> **DESCRIPTION OF THE TASK**: Return exactly the span of lines that opens with the line containing "What text is on this page?" and closes with the last line of the data, inclusive.

Saved data entries
########
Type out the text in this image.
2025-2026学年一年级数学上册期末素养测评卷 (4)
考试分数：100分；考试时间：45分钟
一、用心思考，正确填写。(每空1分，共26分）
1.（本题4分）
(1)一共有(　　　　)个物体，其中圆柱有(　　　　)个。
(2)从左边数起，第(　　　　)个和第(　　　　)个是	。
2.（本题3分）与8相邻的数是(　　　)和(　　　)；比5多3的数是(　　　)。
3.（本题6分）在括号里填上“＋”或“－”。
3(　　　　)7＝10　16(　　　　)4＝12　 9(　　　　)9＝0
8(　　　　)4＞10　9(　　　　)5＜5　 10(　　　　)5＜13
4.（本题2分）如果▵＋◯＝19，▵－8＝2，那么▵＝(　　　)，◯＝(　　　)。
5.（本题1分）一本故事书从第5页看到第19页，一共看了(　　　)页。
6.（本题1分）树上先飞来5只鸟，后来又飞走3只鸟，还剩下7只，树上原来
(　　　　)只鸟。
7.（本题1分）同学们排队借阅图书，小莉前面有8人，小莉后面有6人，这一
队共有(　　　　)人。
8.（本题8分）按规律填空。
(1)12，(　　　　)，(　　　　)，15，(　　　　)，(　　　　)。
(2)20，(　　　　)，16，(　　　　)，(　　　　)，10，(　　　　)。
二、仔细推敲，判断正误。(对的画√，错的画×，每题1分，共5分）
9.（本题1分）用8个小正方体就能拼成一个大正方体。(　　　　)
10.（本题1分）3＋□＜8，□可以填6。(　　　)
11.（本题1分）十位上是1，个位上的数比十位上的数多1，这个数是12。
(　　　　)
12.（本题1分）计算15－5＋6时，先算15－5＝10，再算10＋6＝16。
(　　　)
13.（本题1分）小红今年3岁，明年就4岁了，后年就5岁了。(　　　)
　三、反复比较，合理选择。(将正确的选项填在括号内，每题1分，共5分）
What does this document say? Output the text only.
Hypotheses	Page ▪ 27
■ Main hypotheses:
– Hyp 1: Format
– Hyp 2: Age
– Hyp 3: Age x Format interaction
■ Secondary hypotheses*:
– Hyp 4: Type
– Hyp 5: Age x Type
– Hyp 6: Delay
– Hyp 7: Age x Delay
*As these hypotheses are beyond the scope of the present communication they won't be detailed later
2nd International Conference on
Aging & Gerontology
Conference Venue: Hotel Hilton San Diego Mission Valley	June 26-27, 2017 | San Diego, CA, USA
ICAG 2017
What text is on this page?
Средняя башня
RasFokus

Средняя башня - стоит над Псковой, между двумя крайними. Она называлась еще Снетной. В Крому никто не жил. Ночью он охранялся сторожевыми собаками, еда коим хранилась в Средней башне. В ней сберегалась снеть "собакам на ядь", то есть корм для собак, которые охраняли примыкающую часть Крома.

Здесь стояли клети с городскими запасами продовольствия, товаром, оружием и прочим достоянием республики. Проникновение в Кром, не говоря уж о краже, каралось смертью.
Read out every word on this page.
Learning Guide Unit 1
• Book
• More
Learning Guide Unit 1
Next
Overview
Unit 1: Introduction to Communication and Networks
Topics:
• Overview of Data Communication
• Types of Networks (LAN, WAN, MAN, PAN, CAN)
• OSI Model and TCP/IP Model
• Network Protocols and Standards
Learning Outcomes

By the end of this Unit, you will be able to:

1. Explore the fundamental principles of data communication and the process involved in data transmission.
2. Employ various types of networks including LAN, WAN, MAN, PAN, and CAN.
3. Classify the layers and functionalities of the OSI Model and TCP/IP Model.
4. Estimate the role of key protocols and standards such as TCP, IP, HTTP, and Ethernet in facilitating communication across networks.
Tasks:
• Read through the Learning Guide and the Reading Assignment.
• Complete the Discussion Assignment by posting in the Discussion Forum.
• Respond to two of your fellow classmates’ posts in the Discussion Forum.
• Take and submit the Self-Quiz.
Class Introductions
########
> **FINAL RESULT**:
What text is on this page?
Средняя башня
RasFokus

Средняя башня - стоит над Псковой, между двумя крайними. Она называлась еще Снетной. В Крому никто не жил. Ночью он охранялся сторожевыми собаками, еда коим хранилась в Средней башне. В ней сберегалась снеть "собакам на ядь", то есть корм для собак, которые охраняли примыкающую часть Крома.

Здесь стояли клети с городскими запасами продовольствия, товаром, оружием и прочим достоянием республики. Проникновение в Кром, не говоря уж о краже, каралось смертью.
Read out every word on this page.
Learning Guide Unit 1
• Book
• More
Learning Guide Unit 1
Next
Overview
Unit 1: Introduction to Communication and Networks
Topics:
• Overview of Data Communication
• Types of Networks (LAN, WAN, MAN, PAN, CAN)
• OSI Model and TCP/IP Model
• Network Protocols and Standards
Learning Outcomes

By the end of this Unit, you will be able to:

1. Explore the fundamental principles of data communication and the process involved in data transmission.
2. Employ various types of networks including LAN, WAN, MAN, PAN, and CAN.
3. Classify the layers and functionalities of the OSI Model and TCP/IP Model.
4. Estimate the role of key protocols and standards such as TCP, IP, HTTP, and Ethernet in facilitating communication across networks.
Tasks:
• Read through the Learning Guide and the Reading Assignment.
• Complete the Discussion Assignment by posting in the Discussion Forum.
• Respond to two of your fellow classmates’ posts in the Discussion Forum.
• Take and submit the Self-Quiz.
Class Introductions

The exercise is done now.